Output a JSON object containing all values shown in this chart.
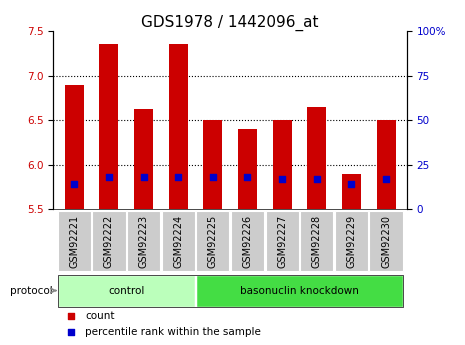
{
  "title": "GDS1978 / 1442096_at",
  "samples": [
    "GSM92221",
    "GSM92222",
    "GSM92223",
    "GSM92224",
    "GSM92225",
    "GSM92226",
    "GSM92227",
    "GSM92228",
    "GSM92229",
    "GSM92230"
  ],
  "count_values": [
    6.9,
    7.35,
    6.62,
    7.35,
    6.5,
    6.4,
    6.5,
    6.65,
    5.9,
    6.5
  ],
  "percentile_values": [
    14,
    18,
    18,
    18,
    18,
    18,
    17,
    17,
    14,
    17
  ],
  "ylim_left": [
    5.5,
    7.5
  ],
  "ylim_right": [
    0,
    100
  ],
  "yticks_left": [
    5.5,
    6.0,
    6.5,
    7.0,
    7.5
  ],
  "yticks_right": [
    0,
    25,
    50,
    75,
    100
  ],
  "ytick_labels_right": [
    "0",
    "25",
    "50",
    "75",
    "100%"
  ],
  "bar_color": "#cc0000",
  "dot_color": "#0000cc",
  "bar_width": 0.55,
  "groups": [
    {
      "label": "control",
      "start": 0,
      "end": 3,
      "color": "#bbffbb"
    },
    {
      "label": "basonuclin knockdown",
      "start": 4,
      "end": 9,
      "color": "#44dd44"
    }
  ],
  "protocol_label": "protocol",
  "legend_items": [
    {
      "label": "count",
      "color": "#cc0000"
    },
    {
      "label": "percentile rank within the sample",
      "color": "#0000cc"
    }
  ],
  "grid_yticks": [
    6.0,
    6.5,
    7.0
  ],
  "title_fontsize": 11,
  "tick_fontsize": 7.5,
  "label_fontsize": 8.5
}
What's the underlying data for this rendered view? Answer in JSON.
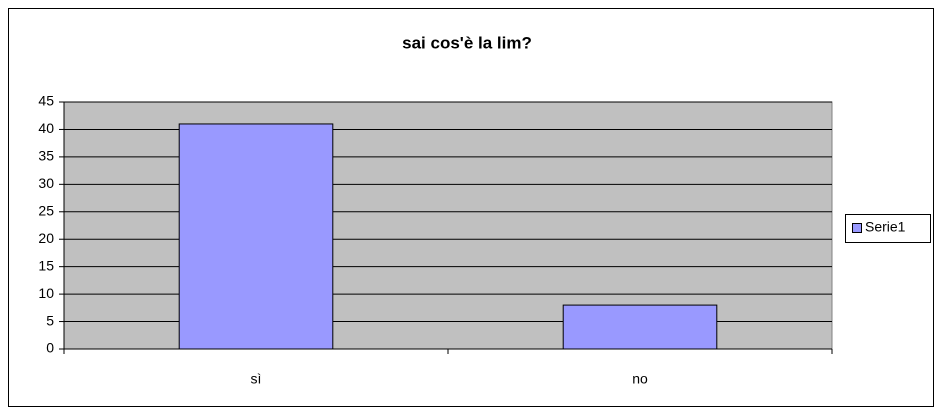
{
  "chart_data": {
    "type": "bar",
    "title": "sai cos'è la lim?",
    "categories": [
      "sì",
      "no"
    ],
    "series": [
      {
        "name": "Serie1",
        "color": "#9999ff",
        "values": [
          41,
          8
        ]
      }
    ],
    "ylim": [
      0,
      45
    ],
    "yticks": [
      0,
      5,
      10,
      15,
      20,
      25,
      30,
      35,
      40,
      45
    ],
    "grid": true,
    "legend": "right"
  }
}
--
== THE REQUEST ==
Take the line containing "What's the underlying" and all lines after it to the end of the data above, and reproduce them exactly, leaving out pictures. Nothing else belongs in the copy.

== EXERCISE SOLUTION ==
What's the underlying data for this rendered view? Answer in JSON.
{
  "chart_data": {
    "type": "bar",
    "title": "sai cos'è la lim?",
    "categories": [
      "sì",
      "no"
    ],
    "series": [
      {
        "name": "Serie1",
        "color": "#9999ff",
        "values": [
          41,
          8
        ]
      }
    ],
    "ylim": [
      0,
      45
    ],
    "yticks": [
      0,
      5,
      10,
      15,
      20,
      25,
      30,
      35,
      40,
      45
    ],
    "grid": true,
    "legend": "right"
  }
}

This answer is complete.